* YOUR INSTRUCTIONS *
Write the material out again, line by line, exactly as it is.

── INPUT RECORDS ──

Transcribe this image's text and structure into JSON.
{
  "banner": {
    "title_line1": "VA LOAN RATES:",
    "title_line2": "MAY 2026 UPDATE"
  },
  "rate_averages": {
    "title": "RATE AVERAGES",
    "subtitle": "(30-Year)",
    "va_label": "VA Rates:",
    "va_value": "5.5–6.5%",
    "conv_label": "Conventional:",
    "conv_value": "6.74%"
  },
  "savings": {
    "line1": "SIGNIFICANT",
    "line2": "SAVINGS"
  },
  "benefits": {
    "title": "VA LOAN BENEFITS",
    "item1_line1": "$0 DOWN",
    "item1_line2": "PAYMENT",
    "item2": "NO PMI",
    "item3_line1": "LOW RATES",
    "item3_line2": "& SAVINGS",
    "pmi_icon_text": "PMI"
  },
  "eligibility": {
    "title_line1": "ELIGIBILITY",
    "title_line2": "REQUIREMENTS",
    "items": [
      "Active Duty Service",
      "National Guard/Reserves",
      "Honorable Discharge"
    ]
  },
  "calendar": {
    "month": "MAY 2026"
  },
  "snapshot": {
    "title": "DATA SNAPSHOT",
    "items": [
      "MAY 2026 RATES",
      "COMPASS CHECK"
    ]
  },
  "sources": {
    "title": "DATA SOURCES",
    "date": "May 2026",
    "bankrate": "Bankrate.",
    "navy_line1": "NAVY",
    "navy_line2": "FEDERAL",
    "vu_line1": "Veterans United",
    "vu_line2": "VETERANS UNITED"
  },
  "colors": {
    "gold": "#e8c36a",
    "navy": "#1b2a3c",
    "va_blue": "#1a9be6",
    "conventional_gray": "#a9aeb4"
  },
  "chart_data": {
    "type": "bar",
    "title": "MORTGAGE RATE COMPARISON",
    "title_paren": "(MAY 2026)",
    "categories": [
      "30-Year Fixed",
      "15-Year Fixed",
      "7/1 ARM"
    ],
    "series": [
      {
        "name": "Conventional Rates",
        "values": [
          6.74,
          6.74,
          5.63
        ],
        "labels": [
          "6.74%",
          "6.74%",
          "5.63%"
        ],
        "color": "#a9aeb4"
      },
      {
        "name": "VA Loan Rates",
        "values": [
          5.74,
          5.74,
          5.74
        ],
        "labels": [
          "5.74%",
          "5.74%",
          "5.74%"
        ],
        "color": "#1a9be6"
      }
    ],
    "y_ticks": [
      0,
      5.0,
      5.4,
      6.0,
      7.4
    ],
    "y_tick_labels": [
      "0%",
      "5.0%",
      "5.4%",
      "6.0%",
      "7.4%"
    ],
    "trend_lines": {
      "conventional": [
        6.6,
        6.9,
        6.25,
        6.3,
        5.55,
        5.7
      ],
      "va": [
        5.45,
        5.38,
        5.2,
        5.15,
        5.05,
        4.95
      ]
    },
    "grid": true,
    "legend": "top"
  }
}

───

* EXERCISE RESULT *
Transcribe this image's text and structure into JSON.
{
  "banner": {
    "title_line1": "VA LOAN RATES:",
    "title_line2": "MAY 2026 UPDATE"
  },
  "rate_averages": {
    "title": "RATE AVERAGES",
    "subtitle": "(30-Year)",
    "va_label": "VA Rates:",
    "va_value": "5.5–6.5%",
    "conv_label": "Conventional:",
    "conv_value": "6.74%"
  },
  "savings": {
    "line1": "SIGNIFICANT",
    "line2": "SAVINGS"
  },
  "benefits": {
    "title": "VA LOAN BENEFITS",
    "item1_line1": "$0 DOWN",
    "item1_line2": "PAYMENT",
    "item2": "NO PMI",
    "item3_line1": "LOW RATES",
    "item3_line2": "& SAVINGS",
    "pmi_icon_text": "PMI"
  },
  "eligibility": {
    "title_line1": "ELIGIBILITY",
    "title_line2": "REQUIREMENTS",
    "items": [
      "Active Duty Service",
      "National Guard/Reserves",
      "Honorable Discharge"
    ]
  },
  "calendar": {
    "month": "MAY 2026"
  },
  "snapshot": {
    "title": "DATA SNAPSHOT",
    "items": [
      "MAY 2026 RATES",
      "COMPASS CHECK"
    ]
  },
  "sources": {
    "title": "DATA SOURCES",
    "date": "May 2026",
    "bankrate": "Bankrate.",
    "navy_line1": "NAVY",
    "navy_line2": "FEDERAL",
    "vu_line1": "Veterans United",
    "vu_line2": "VETERANS UNITED"
  },
  "colors": {
    "gold": "#e8c36a",
    "navy": "#1b2a3c",
    "va_blue": "#1a9be6",
    "conventional_gray": "#a9aeb4"
  },
  "chart_data": {
    "type": "bar",
    "title": "MORTGAGE RATE COMPARISON",
    "title_paren": "(MAY 2026)",
    "categories": [
      "30-Year Fixed",
      "15-Year Fixed",
      "7/1 ARM"
    ],
    "series": [
      {
        "name": "Conventional Rates",
        "values": [
          6.74,
          6.74,
          5.63
        ],
        "labels": [
          "6.74%",
          "6.74%",
          "5.63%"
        ],
        "color": "#a9aeb4"
      },
      {
        "name": "VA Loan Rates",
        "values": [
          5.74,
          5.74,
          5.74
        ],
        "labels": [
          "5.74%",
          "5.74%",
          "5.74%"
        ],
        "color": "#1a9be6"
      }
    ],
    "y_ticks": [
      0,
      5.0,
      5.4,
      6.0,
      7.4
    ],
    "y_tick_labels": [
      "0%",
      "5.0%",
      "5.4%",
      "6.0%",
      "7.4%"
    ],
    "trend_lines": {
      "conventional": [
        6.6,
        6.9,
        6.25,
        6.3,
        5.55,
        5.7
      ],
      "va": [
        5.45,
        5.38,
        5.2,
        5.15,
        5.05,
        4.95
      ]
    },
    "grid": true,
    "legend": "top"
  }
}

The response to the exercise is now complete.